-- begin THE INPUT --

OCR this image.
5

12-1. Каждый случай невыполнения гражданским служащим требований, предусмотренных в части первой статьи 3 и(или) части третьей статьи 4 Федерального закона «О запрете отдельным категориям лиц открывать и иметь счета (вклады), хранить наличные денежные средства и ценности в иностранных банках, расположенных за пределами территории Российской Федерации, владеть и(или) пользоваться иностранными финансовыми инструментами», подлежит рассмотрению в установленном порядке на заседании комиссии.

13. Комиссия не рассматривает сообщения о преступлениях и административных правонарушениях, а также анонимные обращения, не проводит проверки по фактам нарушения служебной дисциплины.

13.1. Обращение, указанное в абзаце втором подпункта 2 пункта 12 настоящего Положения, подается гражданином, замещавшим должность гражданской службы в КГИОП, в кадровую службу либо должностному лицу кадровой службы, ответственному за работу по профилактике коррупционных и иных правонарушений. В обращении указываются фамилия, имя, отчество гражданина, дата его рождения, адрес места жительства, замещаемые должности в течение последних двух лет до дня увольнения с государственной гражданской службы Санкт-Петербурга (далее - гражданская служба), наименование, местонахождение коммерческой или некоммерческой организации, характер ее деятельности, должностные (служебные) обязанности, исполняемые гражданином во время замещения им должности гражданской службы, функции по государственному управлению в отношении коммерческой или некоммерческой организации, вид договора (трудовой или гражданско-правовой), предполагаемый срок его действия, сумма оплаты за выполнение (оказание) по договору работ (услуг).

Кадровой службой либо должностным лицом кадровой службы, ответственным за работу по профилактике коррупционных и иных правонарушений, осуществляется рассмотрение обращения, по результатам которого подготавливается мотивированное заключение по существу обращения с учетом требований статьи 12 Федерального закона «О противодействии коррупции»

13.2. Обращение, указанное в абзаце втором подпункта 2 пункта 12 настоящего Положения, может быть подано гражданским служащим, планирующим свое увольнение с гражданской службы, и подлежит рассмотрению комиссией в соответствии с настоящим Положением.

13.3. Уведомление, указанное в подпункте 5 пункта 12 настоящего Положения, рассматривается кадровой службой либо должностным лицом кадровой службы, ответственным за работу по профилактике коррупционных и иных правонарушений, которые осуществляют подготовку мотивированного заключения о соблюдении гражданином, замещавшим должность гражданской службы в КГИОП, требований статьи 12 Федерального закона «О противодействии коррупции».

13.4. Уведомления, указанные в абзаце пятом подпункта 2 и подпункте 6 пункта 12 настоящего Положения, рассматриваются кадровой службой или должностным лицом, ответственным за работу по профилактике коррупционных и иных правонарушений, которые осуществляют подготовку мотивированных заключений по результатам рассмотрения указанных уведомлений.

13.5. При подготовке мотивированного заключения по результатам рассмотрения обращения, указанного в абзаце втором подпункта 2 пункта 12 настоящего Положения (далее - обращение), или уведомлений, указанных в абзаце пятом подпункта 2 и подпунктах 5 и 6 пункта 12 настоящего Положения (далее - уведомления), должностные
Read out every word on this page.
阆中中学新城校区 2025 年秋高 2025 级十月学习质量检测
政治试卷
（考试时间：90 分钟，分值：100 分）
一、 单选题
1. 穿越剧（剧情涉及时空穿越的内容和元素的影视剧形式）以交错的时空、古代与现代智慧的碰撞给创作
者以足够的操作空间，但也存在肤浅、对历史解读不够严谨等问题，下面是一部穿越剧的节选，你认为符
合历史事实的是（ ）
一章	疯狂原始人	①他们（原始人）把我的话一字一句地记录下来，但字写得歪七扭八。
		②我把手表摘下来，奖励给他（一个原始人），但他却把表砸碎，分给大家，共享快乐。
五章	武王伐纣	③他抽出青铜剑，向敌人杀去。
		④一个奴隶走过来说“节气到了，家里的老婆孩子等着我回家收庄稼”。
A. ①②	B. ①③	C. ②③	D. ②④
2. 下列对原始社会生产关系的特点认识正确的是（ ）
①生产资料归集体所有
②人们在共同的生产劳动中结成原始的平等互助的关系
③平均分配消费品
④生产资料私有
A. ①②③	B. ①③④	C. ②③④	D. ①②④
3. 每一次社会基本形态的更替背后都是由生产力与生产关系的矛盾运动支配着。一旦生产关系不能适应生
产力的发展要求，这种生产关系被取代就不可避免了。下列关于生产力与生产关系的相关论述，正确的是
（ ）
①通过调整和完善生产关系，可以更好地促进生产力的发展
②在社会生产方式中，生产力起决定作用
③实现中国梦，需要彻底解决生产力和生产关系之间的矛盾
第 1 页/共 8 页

-- end THE INPUT --

**WHAT YOU WILL DO:** In the records above, find the line containing "Read out every word on this page."; please retype it and every line after it through the last line, exactly and with nothing else.

**THE RESPONSE:**
Read out every word on this page.
阆中中学新城校区 2025 年秋高 2025 级十月学习质量检测
政治试卷
（考试时间：90 分钟，分值：100 分）
一、 单选题
1. 穿越剧（剧情涉及时空穿越的内容和元素的影视剧形式）以交错的时空、古代与现代智慧的碰撞给创作
者以足够的操作空间，但也存在肤浅、对历史解读不够严谨等问题，下面是一部穿越剧的节选，你认为符
合历史事实的是（ ）
一章	疯狂原始人	①他们（原始人）把我的话一字一句地记录下来，但字写得歪七扭八。
		②我把手表摘下来，奖励给他（一个原始人），但他却把表砸碎，分给大家，共享快乐。
五章	武王伐纣	③他抽出青铜剑，向敌人杀去。
		④一个奴隶走过来说“节气到了，家里的老婆孩子等着我回家收庄稼”。
A. ①②	B. ①③	C. ②③	D. ②④
2. 下列对原始社会生产关系的特点认识正确的是（ ）
①生产资料归集体所有
②人们在共同的生产劳动中结成原始的平等互助的关系
③平均分配消费品
④生产资料私有
A. ①②③	B. ①③④	C. ②③④	D. ①②④
3. 每一次社会基本形态的更替背后都是由生产力与生产关系的矛盾运动支配着。一旦生产关系不能适应生
产力的发展要求，这种生产关系被取代就不可避免了。下列关于生产力与生产关系的相关论述，正确的是
（ ）
①通过调整和完善生产关系，可以更好地促进生产力的发展
②在社会生产方式中，生产力起决定作用
③实现中国梦，需要彻底解决生产力和生产关系之间的矛盾
第 1 页/共 8 页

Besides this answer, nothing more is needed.